*TASK*.
Pull each line holding the word "object" from the data.

*A block of data*.
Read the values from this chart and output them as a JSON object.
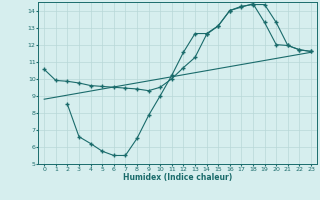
{
  "xlabel": "Humidex (Indice chaleur)",
  "bg_color": "#d6eeee",
  "line_color": "#1a6b6b",
  "grid_color": "#b8d8d8",
  "xlim": [
    -0.5,
    23.5
  ],
  "ylim": [
    5,
    14.5
  ],
  "yticks": [
    5,
    6,
    7,
    8,
    9,
    10,
    11,
    12,
    13,
    14
  ],
  "xticks": [
    0,
    1,
    2,
    3,
    4,
    5,
    6,
    7,
    8,
    9,
    10,
    11,
    12,
    13,
    14,
    15,
    16,
    17,
    18,
    19,
    20,
    21,
    22,
    23
  ],
  "line1_x": [
    0,
    1,
    2,
    3,
    4,
    5,
    6,
    7,
    8,
    9,
    10,
    11,
    12,
    13,
    14,
    15,
    16,
    17,
    18,
    19,
    20,
    21,
    22,
    23
  ],
  "line1_y": [
    10.55,
    9.9,
    9.85,
    9.75,
    9.6,
    9.55,
    9.5,
    9.45,
    9.4,
    9.3,
    9.5,
    10.0,
    10.65,
    11.25,
    12.6,
    13.1,
    14.0,
    14.25,
    14.35,
    14.35,
    13.3,
    11.95,
    11.7,
    11.6
  ],
  "line2_x": [
    2,
    3,
    4,
    5,
    6,
    7,
    8,
    9,
    10,
    11,
    12,
    13,
    14,
    15,
    16,
    17,
    18,
    19,
    20,
    21,
    22,
    23
  ],
  "line2_y": [
    8.5,
    6.6,
    6.2,
    5.75,
    5.5,
    5.5,
    6.5,
    7.85,
    9.0,
    10.2,
    11.55,
    12.65,
    12.65,
    13.1,
    14.0,
    14.2,
    14.4,
    13.3,
    12.0,
    11.95,
    11.7,
    11.6
  ],
  "line3_x": [
    0,
    23
  ],
  "line3_y": [
    8.8,
    11.55
  ]
}
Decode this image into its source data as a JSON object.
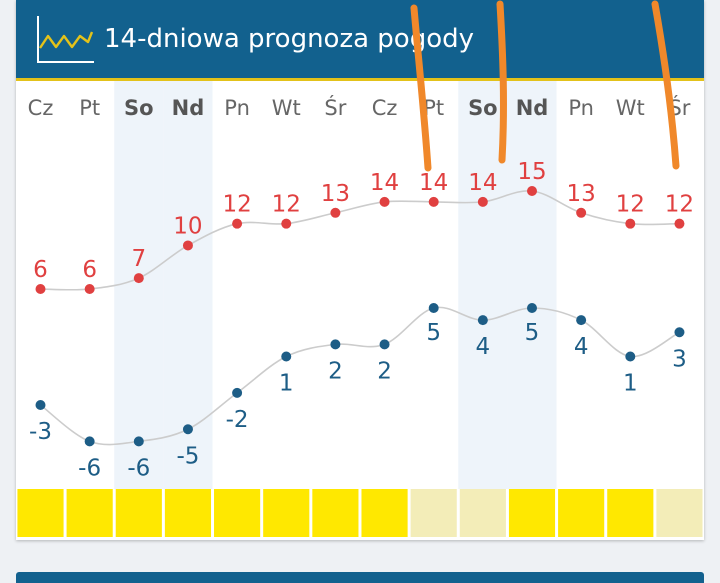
{
  "header": {
    "title": "14-dniowa prognoza pogody",
    "icon": "line-chart-icon"
  },
  "colors": {
    "header_bg": "#12618e",
    "header_accent": "#e3c21a",
    "max_temp": "#e04040",
    "min_temp": "#1d5d86",
    "weekend_bg": "#eef4fa",
    "sun_strong": "#ffe800",
    "sun_weak": "#f3edb8",
    "annotation": "#f0882a"
  },
  "chart_data": {
    "type": "line",
    "categories": [
      "Cz",
      "Pt",
      "So",
      "Nd",
      "Pn",
      "Wt",
      "Śr",
      "Cz",
      "Pt",
      "So",
      "Nd",
      "Pn",
      "Wt",
      "Śr"
    ],
    "weekend_days": [
      "So",
      "Nd"
    ],
    "series": [
      {
        "values": [
          6,
          6,
          7,
          10,
          12,
          12,
          13,
          14,
          14,
          14,
          15,
          13,
          12,
          12
        ]
      },
      {
        "values": [
          -3,
          -6,
          -6,
          -5,
          -2,
          1,
          2,
          2,
          5,
          4,
          5,
          4,
          1,
          3
        ]
      }
    ],
    "sun_strength": [
      "strong",
      "strong",
      "strong",
      "strong",
      "strong",
      "strong",
      "strong",
      "strong",
      "weak",
      "weak",
      "strong",
      "strong",
      "strong",
      "weak"
    ],
    "grid": false
  }
}
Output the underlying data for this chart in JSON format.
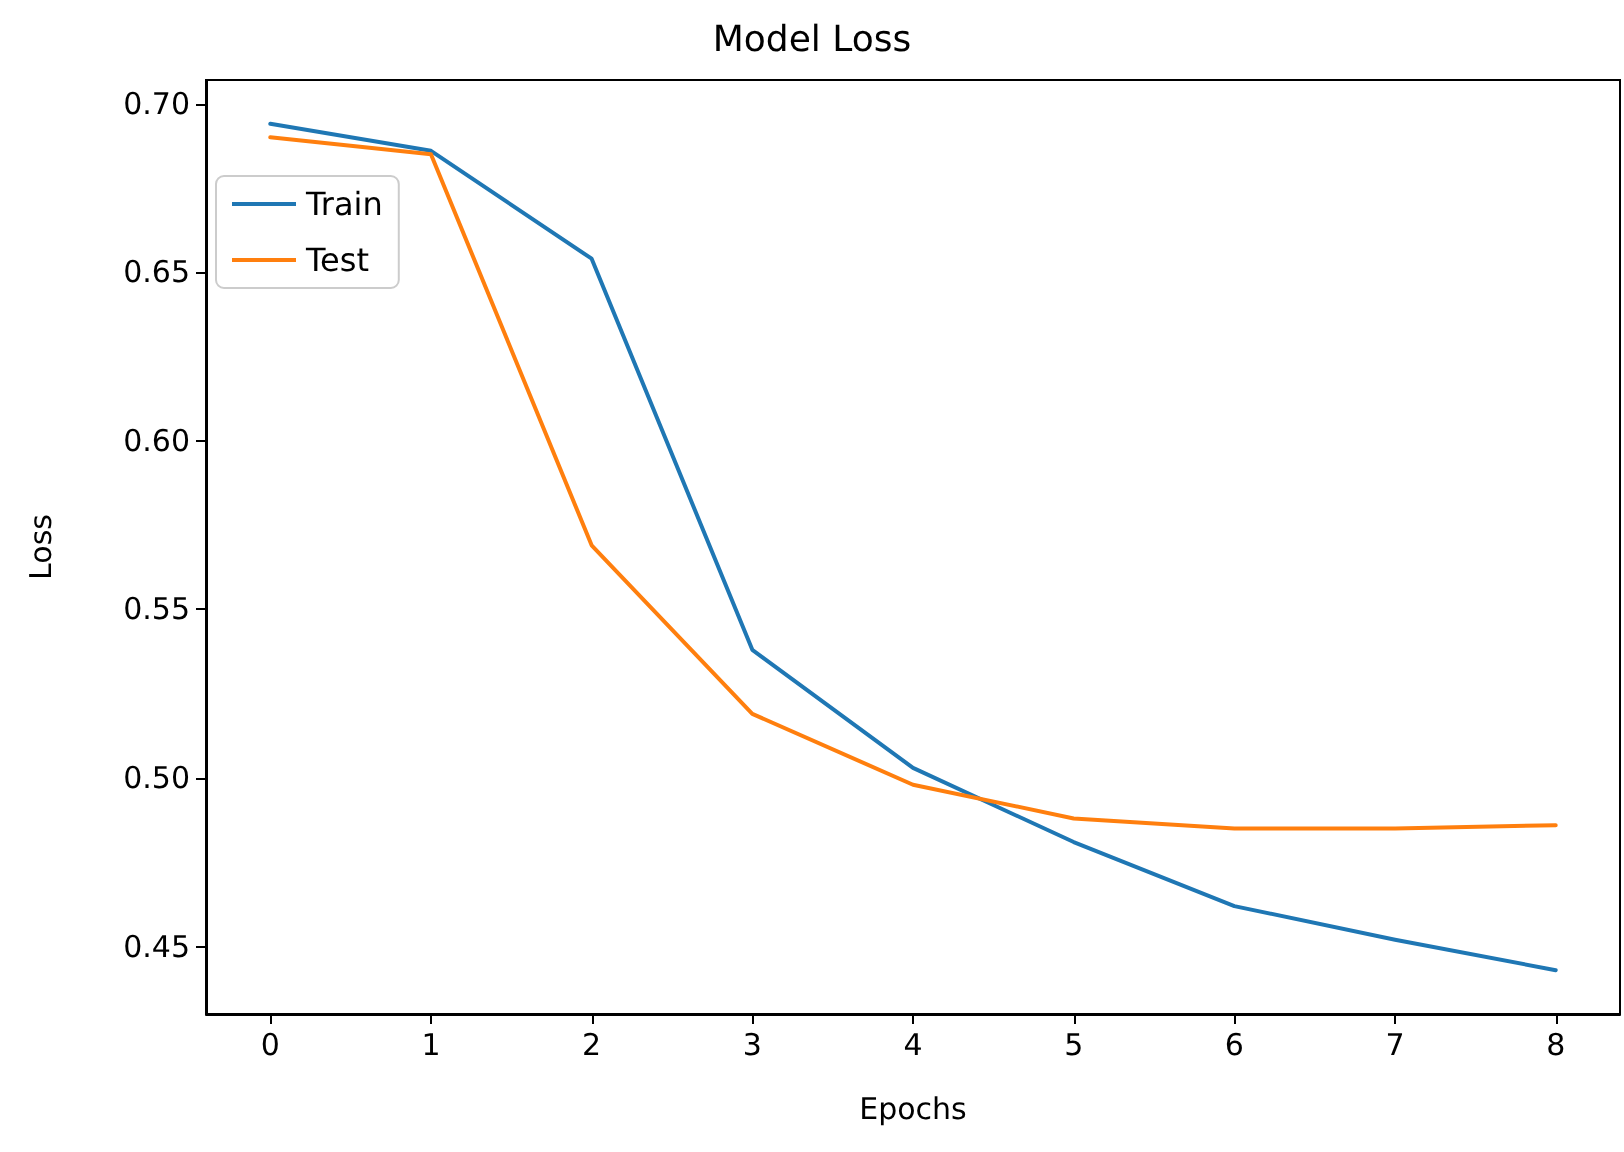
{
  "chart_data": {
    "type": "line",
    "title": "Model Loss",
    "xlabel": "Epochs",
    "ylabel": "Loss",
    "x": [
      0,
      1,
      2,
      3,
      4,
      5,
      6,
      7,
      8
    ],
    "series": [
      {
        "name": "Train",
        "color": "#1f77b4",
        "values": [
          0.694,
          0.686,
          0.654,
          0.538,
          0.503,
          0.481,
          0.462,
          0.452,
          0.443
        ]
      },
      {
        "name": "Test",
        "color": "#ff7f0e",
        "values": [
          0.69,
          0.685,
          0.569,
          0.519,
          0.498,
          0.488,
          0.485,
          0.485,
          0.486
        ]
      }
    ],
    "xlim": [
      -0.4,
      8.4
    ],
    "xticks": [
      0,
      1,
      2,
      3,
      4,
      5,
      6,
      7,
      8
    ],
    "ylim": [
      0.43,
      0.707
    ],
    "yticks": [
      0.45,
      {
        "value": 0.5,
        "label": "0.50"
      },
      0.55,
      {
        "value": 0.6,
        "label": "0.60"
      },
      0.65,
      {
        "value": 0.7,
        "label": "0.70"
      }
    ],
    "grid": false,
    "legend": "top left",
    "marker": "none",
    "line_style": "solid"
  }
}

*REPLY TO THE EXERCISE*.
Read the values from this chart and output them as a JSON object.
Decode this image into its source data as a JSON object.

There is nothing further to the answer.